PROBLEM DETAILS
Rewrite all of the lines below, substituting "calendar-date" for every occurrence of "calendar-day" and keeping everything else unchanged. Leave out the pictures.

LISTING
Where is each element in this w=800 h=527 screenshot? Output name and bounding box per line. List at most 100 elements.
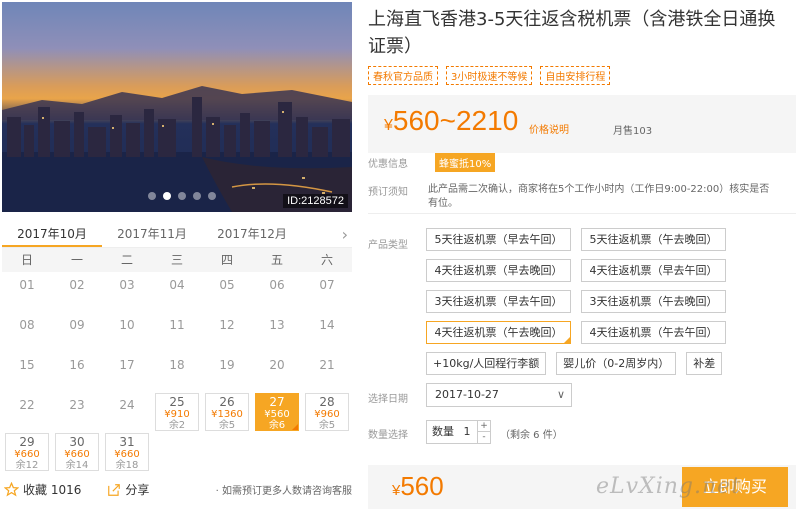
quantity-field[interactable]: 数量 1 xyxy=(426,420,478,444)
calendar-day: 21 xyxy=(302,352,352,392)
left-column: ID:2128572 2017年10月 2017年11月 2017年12月 › 日 一 二… xyxy=(0,0,354,527)
calendar-day: 08 xyxy=(2,312,52,352)
price-range-value: 560~2210 xyxy=(392,105,519,136)
monthly-sales: 月售103 xyxy=(613,126,653,137)
weekday-label: 三 xyxy=(170,253,183,267)
calendar-day: 24 xyxy=(102,392,152,432)
product-option[interactable]: 3天往返机票（午去晚回） xyxy=(581,290,726,313)
product-type-options: 5天往返机票（早去午回） 5天往返机票（午去晚回） 4天往返机票（早去晚回） 4天往返… xyxy=(426,228,796,375)
calendar-day[interactable]: 29 ¥660 余12 xyxy=(5,433,49,471)
calendar-day: 04 xyxy=(152,272,202,312)
day-remaining: 余6 xyxy=(268,420,286,431)
weekday-label: 五 xyxy=(270,253,283,267)
weekday-header: 日一二三四五六 xyxy=(2,248,352,272)
day-number: 19 xyxy=(219,358,235,372)
calendar-day: 09 xyxy=(52,312,102,352)
calendar-day: 11 xyxy=(152,312,202,352)
stock-remaining: （剩余 6 件） xyxy=(500,430,563,441)
day-number: 29 xyxy=(19,435,35,449)
day-number: 14 xyxy=(319,318,335,332)
chevron-down-icon: ∨ xyxy=(556,388,565,401)
calendar-day: 19 xyxy=(202,352,252,392)
carousel-dot[interactable] xyxy=(148,192,156,200)
product-option[interactable]: 婴儿价（0-2周岁内） xyxy=(556,352,677,375)
date-value: 2017-10-27 xyxy=(435,388,499,401)
product-panel: 上海直飞香港3-5天往返含税机票（含港铁全日通换证票） 春秋官方品质 3小时极速不… xyxy=(368,0,800,509)
weekday-label: 日 xyxy=(20,253,33,267)
day-number: 01 xyxy=(19,278,35,292)
calendar-day: 10 xyxy=(102,312,152,352)
calendar-day[interactable]: 31 ¥660 余18 xyxy=(105,433,149,471)
chevron-right-icon[interactable]: › xyxy=(342,225,348,244)
currency-symbol: ¥ xyxy=(384,117,393,134)
carousel-dot[interactable] xyxy=(208,192,216,200)
date-select[interactable]: 2017-10-27 ∨ xyxy=(426,383,572,407)
product-option[interactable]: 5天往返机票（早去午回） xyxy=(426,228,571,251)
day-number: 18 xyxy=(169,358,185,372)
decrement-button[interactable]: - xyxy=(478,432,490,443)
calendar-day[interactable]: 27 ¥560 余6 xyxy=(255,393,299,431)
carousel-dot[interactable] xyxy=(163,192,171,200)
product-option[interactable]: 4天往返机票（早去午回） xyxy=(581,259,726,282)
calendar-day: 02 xyxy=(52,272,102,312)
feature-tag: 自由安排行程 xyxy=(540,66,611,85)
month-tab[interactable]: 2017年10月 xyxy=(2,222,102,247)
product-option[interactable]: 5天往返机票（午去晚回） xyxy=(581,228,726,251)
quantity-label: 数量选择 xyxy=(368,430,408,441)
day-number: 27 xyxy=(269,395,285,409)
calendar-day: 07 xyxy=(302,272,352,312)
day-number: 24 xyxy=(119,398,135,412)
site-watermark: eLvXing.net xyxy=(596,474,742,499)
calendar-day: 16 xyxy=(52,352,102,392)
calendar-day: 23 xyxy=(52,392,102,432)
product-option[interactable]: 补差 xyxy=(686,352,723,375)
day-number: 20 xyxy=(269,358,285,372)
weekday-label: 一 xyxy=(70,253,83,267)
product-title: 上海直飞香港3-5天往返含税机票（含港铁全日通换证票） xyxy=(368,9,776,57)
day-number: 16 xyxy=(69,358,85,372)
carousel-dot[interactable] xyxy=(178,192,186,200)
day-price: ¥560 xyxy=(264,409,290,420)
calendar-day[interactable]: 28 ¥960 余5 xyxy=(305,393,349,431)
quantity-value: 1 xyxy=(463,425,471,438)
feature-tag: 3小时极速不等候 xyxy=(446,66,533,85)
month-tab[interactable]: 2017年11月 xyxy=(102,222,202,247)
price-note-link[interactable]: 价格说明 xyxy=(529,121,569,136)
quantity-text: 数量 xyxy=(432,425,454,438)
product-option[interactable]: 4天往返机票（早去晚回） xyxy=(426,259,571,282)
share-button[interactable]: 分享 xyxy=(107,481,149,498)
product-option[interactable]: 3天往返机票（早去午回） xyxy=(426,290,571,313)
product-option[interactable]: 4天往返机票（午去午回） xyxy=(581,321,726,344)
product-option[interactable]: +10kg/人回程行李额 xyxy=(426,352,547,375)
month-tab[interactable]: 2017年12月 xyxy=(202,222,302,247)
calendar-day[interactable]: 25 ¥910 余2 xyxy=(155,393,199,431)
quantity-stepper[interactable]: + - xyxy=(478,420,491,444)
calendar-day: 18 xyxy=(152,352,202,392)
star-icon xyxy=(4,482,19,497)
carousel-dots xyxy=(148,192,216,200)
weekday-label: 二 xyxy=(120,253,133,267)
month-tabs: 2017年10月 2017年11月 2017年12月 › xyxy=(2,222,352,248)
favorite-label: 收藏 1016 xyxy=(23,483,82,497)
day-number: 31 xyxy=(119,435,135,449)
day-remaining: 余14 xyxy=(65,460,89,471)
product-photo[interactable]: ID:2128572 xyxy=(2,2,352,212)
booking-notice: 预订须知 此产品需二次确认，商家将在5个工作小时内（工作日9:00-22:00）… xyxy=(368,183,800,211)
day-number: 12 xyxy=(219,318,235,332)
weekday-label: 四 xyxy=(220,253,233,267)
calendar-day[interactable]: 30 ¥660 余14 xyxy=(55,433,99,471)
product-option[interactable]: 4天往返机票（午去晚回） xyxy=(426,321,571,344)
increment-button[interactable]: + xyxy=(478,421,490,432)
calendar-day: 17 xyxy=(102,352,152,392)
favorite-button[interactable]: 收藏 1016 xyxy=(4,481,81,498)
day-remaining: 余18 xyxy=(115,460,139,471)
calendar-day: 03 xyxy=(102,272,152,312)
final-price-value: 560 xyxy=(400,471,444,501)
day-price: ¥960 xyxy=(314,409,340,420)
photo-id-label: ID:2128572 xyxy=(283,194,348,208)
notice-label: 预订须知 xyxy=(368,187,408,198)
calendar-day: 05 xyxy=(202,272,252,312)
carousel-dot[interactable] xyxy=(193,192,201,200)
day-number: 17 xyxy=(119,358,135,372)
calendar-day[interactable]: 26 ¥1360 余5 xyxy=(205,393,249,431)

IN RESPONSE
Where is each element in this w=800 h=527 screenshot? Output name and bounding box per line. List at most 100 elements.
quantity-field[interactable]: 数量 1 xyxy=(426,420,478,444)
calendar-date: 21 xyxy=(302,352,352,392)
left-column: ID:2128572 2017年10月 2017年11月 2017年12月 › 日 一 二… xyxy=(0,0,354,527)
calendar-date: 08 xyxy=(2,312,52,352)
price-range-value: 560~2210 xyxy=(392,105,519,136)
monthly-sales: 月售103 xyxy=(613,126,653,137)
weekday-label: 三 xyxy=(170,253,183,267)
calendar-date: 24 xyxy=(102,392,152,432)
product-option[interactable]: 3天往返机票（午去晚回） xyxy=(581,290,726,313)
product-type-options: 5天往返机票（早去午回） 5天往返机票（午去晚回） 4天往返机票（早去晚回） 4天往返… xyxy=(426,228,796,375)
calendar-date[interactable]: 29 ¥660 余12 xyxy=(5,433,49,471)
calendar-date: 04 xyxy=(152,272,202,312)
day-remaining: 余6 xyxy=(268,420,286,431)
weekday-label: 五 xyxy=(270,253,283,267)
weekday-header: 日一二三四五六 xyxy=(2,248,352,272)
day-number: 19 xyxy=(219,358,235,372)
calendar-date: 09 xyxy=(52,312,102,352)
calendar-date: 11 xyxy=(152,312,202,352)
stock-remaining: （剩余 6 件） xyxy=(500,430,563,441)
day-number: 29 xyxy=(19,435,35,449)
day-number: 14 xyxy=(319,318,335,332)
chevron-down-icon: ∨ xyxy=(556,388,565,401)
calendar-date: 19 xyxy=(202,352,252,392)
carousel-dot[interactable] xyxy=(148,192,156,200)
product-option[interactable]: 婴儿价（0-2周岁内） xyxy=(556,352,677,375)
date-value: 2017-10-27 xyxy=(435,388,499,401)
product-panel: 上海直飞香港3-5天往返含税机票（含港铁全日通换证票） 春秋官方品质 3小时极速不… xyxy=(368,0,800,509)
weekday-label: 日 xyxy=(20,253,33,267)
day-number: 01 xyxy=(19,278,35,292)
calendar-date: 10 xyxy=(102,312,152,352)
calendar-date[interactable]: 31 ¥660 余18 xyxy=(105,433,149,471)
chevron-right-icon[interactable]: › xyxy=(342,225,348,244)
currency-symbol: ¥ xyxy=(384,117,393,134)
carousel-dot[interactable] xyxy=(208,192,216,200)
date-select[interactable]: 2017-10-27 ∨ xyxy=(426,383,572,407)
product-option[interactable]: 5天往返机票（早去午回） xyxy=(426,228,571,251)
day-number: 18 xyxy=(169,358,185,372)
decrement-button[interactable]: - xyxy=(478,432,490,443)
calendar-date[interactable]: 27 ¥560 余6 xyxy=(255,393,299,431)
carousel-dot[interactable] xyxy=(163,192,171,200)
product-option[interactable]: 4天往返机票（早去午回） xyxy=(581,259,726,282)
calendar-date: 02 xyxy=(52,272,102,312)
feature-tag: 自由安排行程 xyxy=(540,66,611,85)
month-tab[interactable]: 2017年10月 xyxy=(2,222,102,247)
product-option[interactable]: 5天往返机票（午去晚回） xyxy=(581,228,726,251)
quantity-label: 数量选择 xyxy=(368,430,408,441)
day-number: 27 xyxy=(269,395,285,409)
calendar-date: 07 xyxy=(302,272,352,312)
day-number: 24 xyxy=(119,398,135,412)
site-watermark: eLvXing.net xyxy=(596,474,742,499)
calendar-date: 16 xyxy=(52,352,102,392)
calendar-date: 23 xyxy=(52,392,102,432)
product-option[interactable]: 补差 xyxy=(686,352,723,375)
day-number: 20 xyxy=(269,358,285,372)
weekday-label: 一 xyxy=(70,253,83,267)
product-title: 上海直飞香港3-5天往返含税机票（含港铁全日通换证票） xyxy=(368,9,776,57)
day-number: 16 xyxy=(69,358,85,372)
carousel-dot[interactable] xyxy=(178,192,186,200)
day-price: ¥560 xyxy=(264,409,290,420)
calendar-date[interactable]: 28 ¥960 余5 xyxy=(305,393,349,431)
quantity-value: 1 xyxy=(463,425,471,438)
feature-tag: 3小时极速不等候 xyxy=(446,66,533,85)
month-tab[interactable]: 2017年11月 xyxy=(102,222,202,247)
price-note-link[interactable]: 价格说明 xyxy=(529,121,569,136)
quantity-text: 数量 xyxy=(432,425,454,438)
product-option[interactable]: 4天往返机票（早去晚回） xyxy=(426,259,571,282)
share-button[interactable]: 分享 xyxy=(107,481,149,498)
product-option[interactable]: 3天往返机票（早去午回） xyxy=(426,290,571,313)
product-option[interactable]: 4天往返机票（午去午回） xyxy=(581,321,726,344)
product-option[interactable]: +10kg/人回程行李额 xyxy=(426,352,547,375)
month-tab[interactable]: 2017年12月 xyxy=(202,222,302,247)
calendar-date[interactable]: 25 ¥910 余2 xyxy=(155,393,199,431)
quantity-stepper[interactable]: + - xyxy=(478,420,491,444)
calendar-date: 18 xyxy=(152,352,202,392)
star-icon xyxy=(4,482,19,497)
carousel-dots xyxy=(148,192,216,200)
weekday-label: 二 xyxy=(120,253,133,267)
month-tabs: 2017年10月 2017年11月 2017年12月 › xyxy=(2,222,352,248)
favorite-label: 收藏 1016 xyxy=(23,483,82,497)
day-number: 31 xyxy=(119,435,135,449)
day-remaining: 余14 xyxy=(65,460,89,471)
product-photo[interactable]: ID:2128572 xyxy=(2,2,352,212)
booking-notice: 预订须知 此产品需二次确认，商家将在5个工作小时内（工作日9:00-22:00）… xyxy=(368,183,800,211)
day-number: 12 xyxy=(219,318,235,332)
weekday-label: 四 xyxy=(220,253,233,267)
calendar-date[interactable]: 30 ¥660 余14 xyxy=(55,433,99,471)
product-option[interactable]: 4天往返机票（午去晚回） xyxy=(426,321,571,344)
increment-button[interactable]: + xyxy=(478,421,490,432)
calendar-date: 17 xyxy=(102,352,152,392)
favorite-button[interactable]: 收藏 1016 xyxy=(4,481,81,498)
day-remaining: 余18 xyxy=(115,460,139,471)
calendar-date: 03 xyxy=(102,272,152,312)
final-price-value: 560 xyxy=(400,471,444,501)
day-price: ¥960 xyxy=(314,409,340,420)
photo-id-label: ID:2128572 xyxy=(283,194,348,208)
notice-label: 预订须知 xyxy=(368,187,408,198)
calendar-date: 05 xyxy=(202,272,252,312)
carousel-dot[interactable] xyxy=(193,192,201,200)
day-number: 17 xyxy=(119,358,135,372)
calendar-date[interactable]: 26 ¥1360 余5 xyxy=(205,393,249,431)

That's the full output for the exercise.